YOUR GOAL:
Where a line below holds the string "Launch", copy that line.

LISTING:
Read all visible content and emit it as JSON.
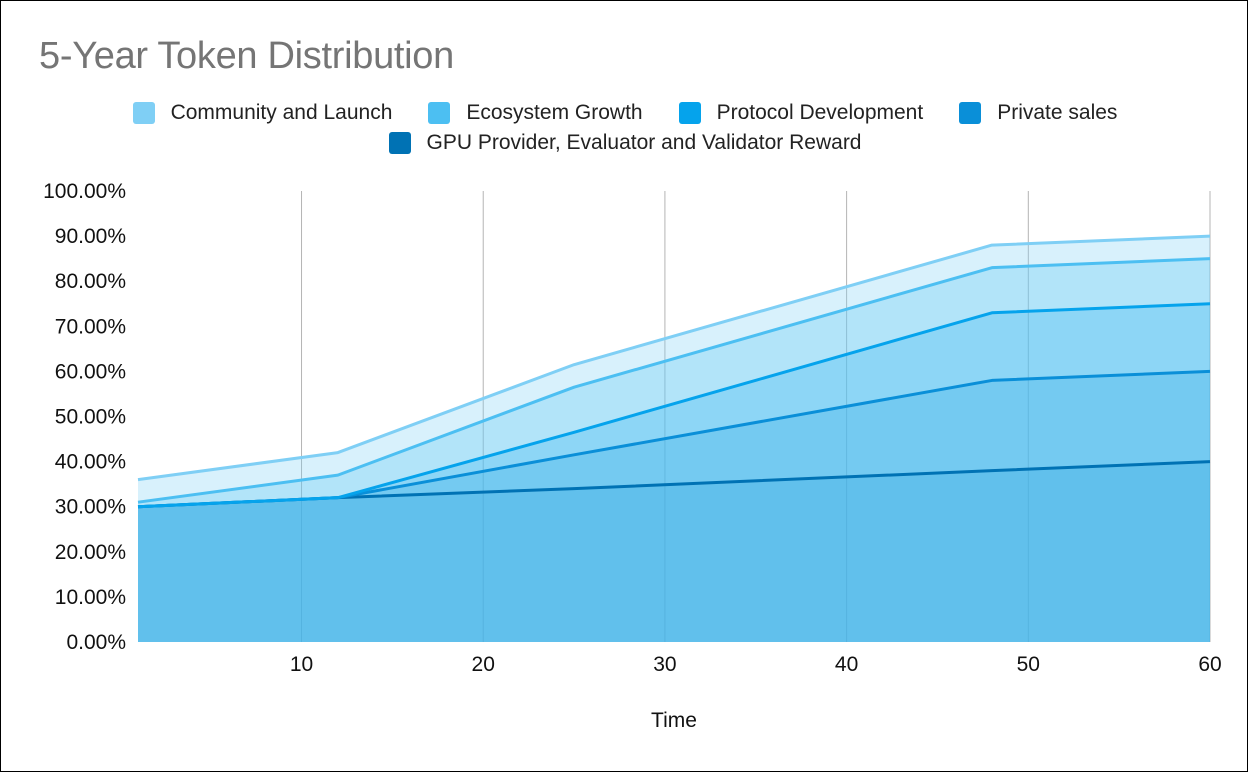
{
  "chart_data": {
    "type": "area",
    "title": "5-Year Token Distribution",
    "xlabel": "Time",
    "ylabel": "",
    "x": [
      1,
      12,
      25,
      48,
      60
    ],
    "xlim": [
      1,
      60
    ],
    "ylim": [
      0,
      1
    ],
    "x_ticks": [
      10,
      20,
      30,
      40,
      50,
      60
    ],
    "y_ticks": [
      {
        "value": 0,
        "label": "0.00%"
      },
      {
        "value": 0.1,
        "label": "10.00%"
      },
      {
        "value": 0.2,
        "label": "20.00%"
      },
      {
        "value": 0.3,
        "label": "30.00%"
      },
      {
        "value": 0.4,
        "label": "40.00%"
      },
      {
        "value": 0.5,
        "label": "50.00%"
      },
      {
        "value": 0.6,
        "label": "60.00%"
      },
      {
        "value": 0.7,
        "label": "70.00%"
      },
      {
        "value": 0.8,
        "label": "80.00%"
      },
      {
        "value": 0.9,
        "label": "90.00%"
      },
      {
        "value": 1,
        "label": "100.00%"
      }
    ],
    "grid": "vertical",
    "legend_position": "top",
    "stacked": true,
    "series": [
      {
        "name": "GPU Provider, Evaluator and Validator Reward",
        "color": "#0072b4",
        "values": [
          0.3,
          0.32,
          0.34,
          0.38,
          0.4
        ]
      },
      {
        "name": "Private sales",
        "color": "#0a8fd8",
        "values": [
          0.0,
          0.0,
          0.075,
          0.2,
          0.2
        ]
      },
      {
        "name": "Protocol Development",
        "color": "#05a3ec",
        "values": [
          0.0,
          0.0,
          0.05,
          0.15,
          0.15
        ]
      },
      {
        "name": "Ecosystem Growth",
        "color": "#4cbff2",
        "values": [
          0.01,
          0.05,
          0.1,
          0.1,
          0.1
        ]
      },
      {
        "name": "Community and Launch",
        "color": "#7fcff5",
        "values": [
          0.05,
          0.05,
          0.05,
          0.05,
          0.05
        ]
      }
    ],
    "legend_order": [
      [
        "Community and Launch",
        "Ecosystem Growth",
        "Protocol Development",
        "Private sales"
      ],
      [
        "GPU Provider, Evaluator and Validator Reward"
      ]
    ]
  }
}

REPLY:
        "name": "Community and Launch",
        "Community and Launch",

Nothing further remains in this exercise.